◆ **TASK STATEMENT**
Work out how many lines in the listing below include the word "scellement". Give nothing but the number.

(Excerpt from a dataset)
┄┄┄┄┄┄┄┄┄┄┄┄┄┄┄┄┄┄┄┄

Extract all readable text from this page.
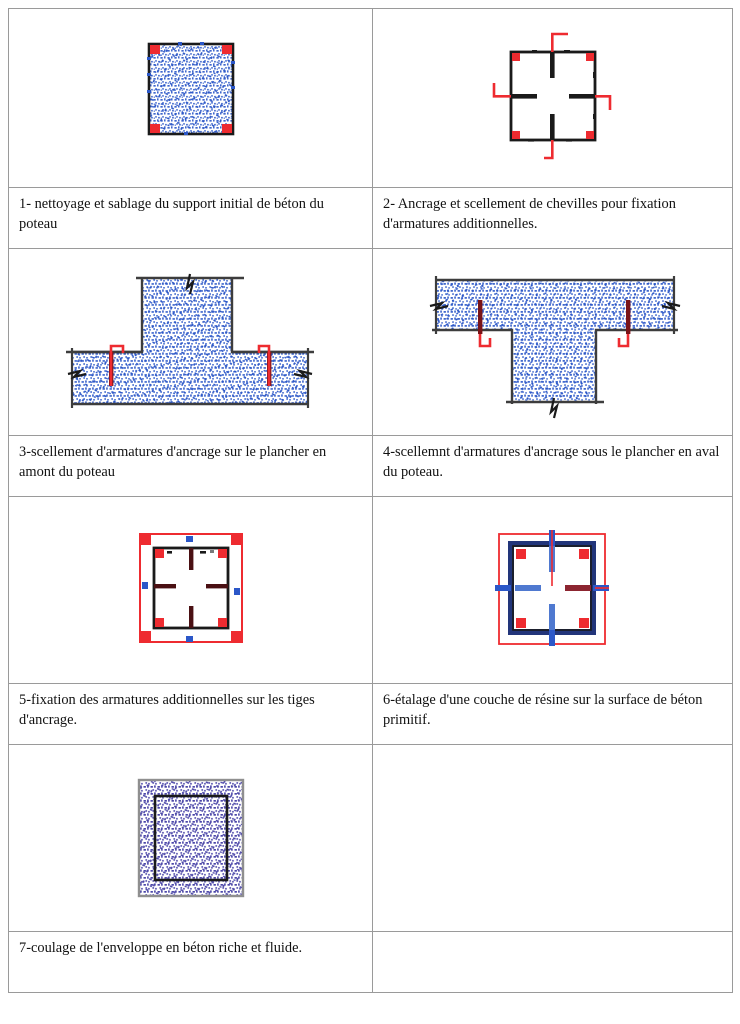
1- nettoyage et sablage du support initial de béton du poteau	2- Ancrage et scellement de chevilles pour fixation d'armatures additionnelles.

3-scellement d'armatures d'ancrage sur le plancher en amont du poteau	4-scellemnt d'armatures d'ancrage sous le plancher en aval du poteau.

5-fixation des armatures additionnelles sur les tiges d'ancrage.	6-étalage d'une couche de résine sur la surface de béton primitif.

7-coulage de l'enveloppe en béton riche et fluide.	
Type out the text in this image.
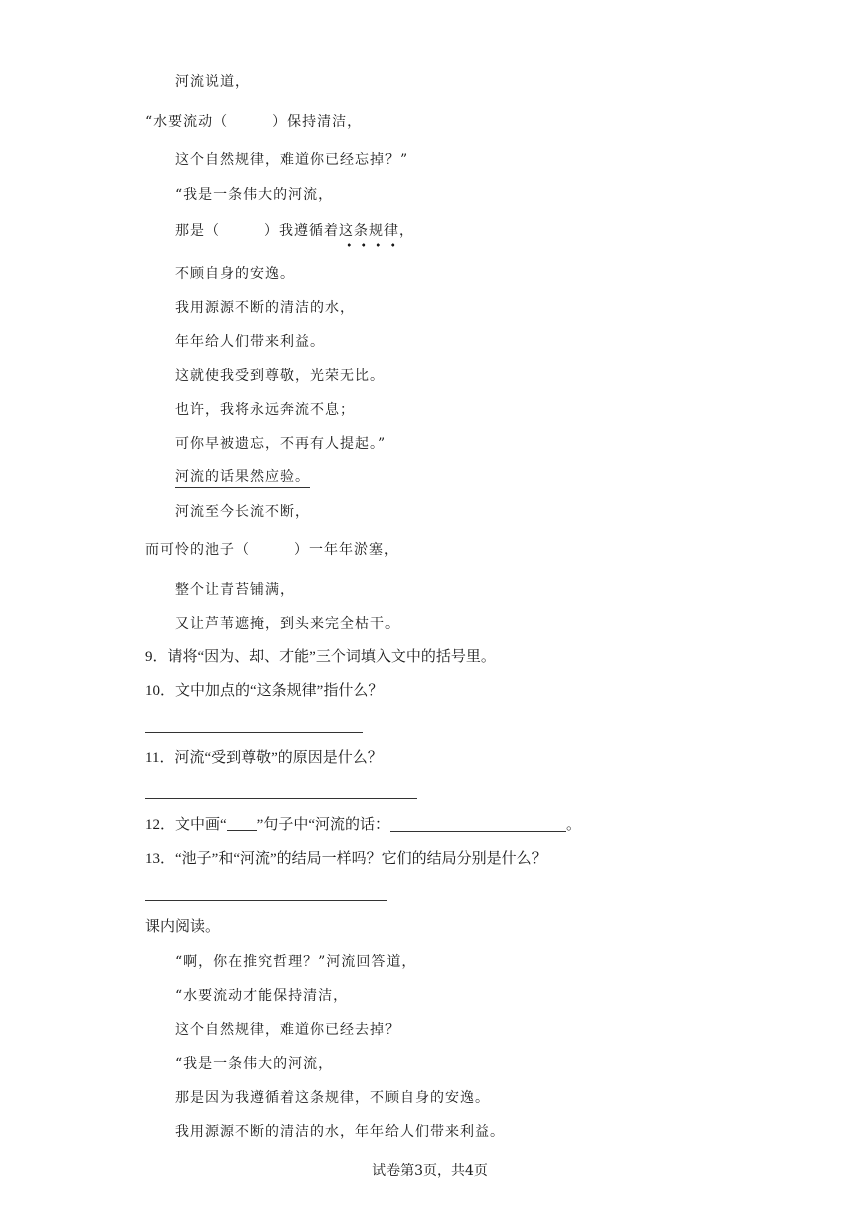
河流说道，
“水要流动（	）保持清洁，
这个自然规律，难道你已经忘掉？”
“我是一条伟大的河流，
那是（	）我遵循着这条规律
，
不顾自身的安逸。
我用源源不断的清洁的水，
年年给人们带来利益。
这就使我受到尊敬，光荣无比。
也许，我将永远奔流不息；
可你早被遗忘，不再有人提起。”
河流的话果然应验。
河流至今长流不断，
而可怜的池子（	）一年年淤塞，
整个让青苔铺满，
又让芦苇遮掩，到头来完全枯干。
9．请将“因为、却、才能”三个词填入文中的括号里。
10．文中加点的“这条规律”指什么？
11．河流“受到尊敬”的原因是什么？
12．文中画“ ”句子中“河流的话：	。
13．“池子”和“河流”的结局一样吗？它们的结局分别是什么？
课内阅读。
“啊，你在推究哲理？”河流回答道，
“水要流动才能保持清洁，
这个自然规律，难道你已经去掉？
“我是一条伟大的河流，
那是因为我遵循着这条规律，不顾自身的安逸。
我用源源不断的清洁的水，年年给人们带来利益。
试卷第3页，共4页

┄┄┄┄┄┄┄┄┄┄┄┄┄┄┄┄┄┄┄┄

◆ **EXERCISE RESPONSE**
2